-- start --

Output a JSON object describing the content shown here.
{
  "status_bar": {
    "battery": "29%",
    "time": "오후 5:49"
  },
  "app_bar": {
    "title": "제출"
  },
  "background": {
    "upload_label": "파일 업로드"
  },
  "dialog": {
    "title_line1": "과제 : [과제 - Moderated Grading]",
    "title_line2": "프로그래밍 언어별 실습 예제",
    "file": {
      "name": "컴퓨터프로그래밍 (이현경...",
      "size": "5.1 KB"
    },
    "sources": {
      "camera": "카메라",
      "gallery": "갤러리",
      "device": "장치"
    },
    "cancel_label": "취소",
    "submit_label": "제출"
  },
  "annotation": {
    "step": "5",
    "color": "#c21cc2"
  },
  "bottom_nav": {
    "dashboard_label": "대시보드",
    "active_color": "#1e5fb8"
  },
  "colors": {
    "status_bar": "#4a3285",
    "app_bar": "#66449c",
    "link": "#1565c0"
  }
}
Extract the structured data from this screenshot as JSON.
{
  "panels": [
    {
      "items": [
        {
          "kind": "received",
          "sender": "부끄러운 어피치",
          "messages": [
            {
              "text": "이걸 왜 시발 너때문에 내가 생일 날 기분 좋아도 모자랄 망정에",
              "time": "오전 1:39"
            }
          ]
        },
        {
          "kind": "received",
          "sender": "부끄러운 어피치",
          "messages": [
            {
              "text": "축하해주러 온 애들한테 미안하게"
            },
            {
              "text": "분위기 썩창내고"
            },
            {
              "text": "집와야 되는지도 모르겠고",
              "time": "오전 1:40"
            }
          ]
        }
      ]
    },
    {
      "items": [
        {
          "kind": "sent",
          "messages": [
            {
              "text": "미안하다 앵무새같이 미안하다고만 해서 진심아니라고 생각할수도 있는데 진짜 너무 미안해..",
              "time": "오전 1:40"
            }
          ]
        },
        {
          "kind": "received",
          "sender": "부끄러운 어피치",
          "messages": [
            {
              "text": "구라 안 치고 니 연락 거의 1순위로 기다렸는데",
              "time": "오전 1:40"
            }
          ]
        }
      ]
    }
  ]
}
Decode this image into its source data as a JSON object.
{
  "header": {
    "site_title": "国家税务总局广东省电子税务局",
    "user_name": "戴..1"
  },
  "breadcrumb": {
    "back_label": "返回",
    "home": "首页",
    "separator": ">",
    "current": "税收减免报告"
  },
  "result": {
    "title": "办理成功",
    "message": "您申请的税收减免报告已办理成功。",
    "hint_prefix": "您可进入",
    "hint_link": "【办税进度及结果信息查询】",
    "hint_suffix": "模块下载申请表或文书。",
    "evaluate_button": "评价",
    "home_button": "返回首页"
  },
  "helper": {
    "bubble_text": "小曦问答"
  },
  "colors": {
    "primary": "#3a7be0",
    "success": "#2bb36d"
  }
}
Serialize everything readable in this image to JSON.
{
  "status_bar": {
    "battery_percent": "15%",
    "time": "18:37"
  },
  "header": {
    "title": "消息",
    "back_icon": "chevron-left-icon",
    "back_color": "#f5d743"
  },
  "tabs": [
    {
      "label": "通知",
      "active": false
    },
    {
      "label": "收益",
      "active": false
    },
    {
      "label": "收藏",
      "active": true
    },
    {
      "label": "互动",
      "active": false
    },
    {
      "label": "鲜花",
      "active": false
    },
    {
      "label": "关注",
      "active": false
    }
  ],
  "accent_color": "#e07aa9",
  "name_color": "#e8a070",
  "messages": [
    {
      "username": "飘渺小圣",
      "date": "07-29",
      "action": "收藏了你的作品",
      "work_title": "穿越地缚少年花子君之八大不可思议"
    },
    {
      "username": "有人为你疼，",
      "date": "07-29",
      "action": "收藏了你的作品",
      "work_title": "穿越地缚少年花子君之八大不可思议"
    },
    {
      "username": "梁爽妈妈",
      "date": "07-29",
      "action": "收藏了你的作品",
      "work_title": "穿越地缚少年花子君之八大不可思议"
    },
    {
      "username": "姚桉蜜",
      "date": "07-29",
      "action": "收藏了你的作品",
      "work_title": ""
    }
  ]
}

-- end --

• _SHORT EXERCISE_:
In the entries above, how many lines contain the word "username"? Answer with the number only.

• _CORRECT OUTPUT_:
4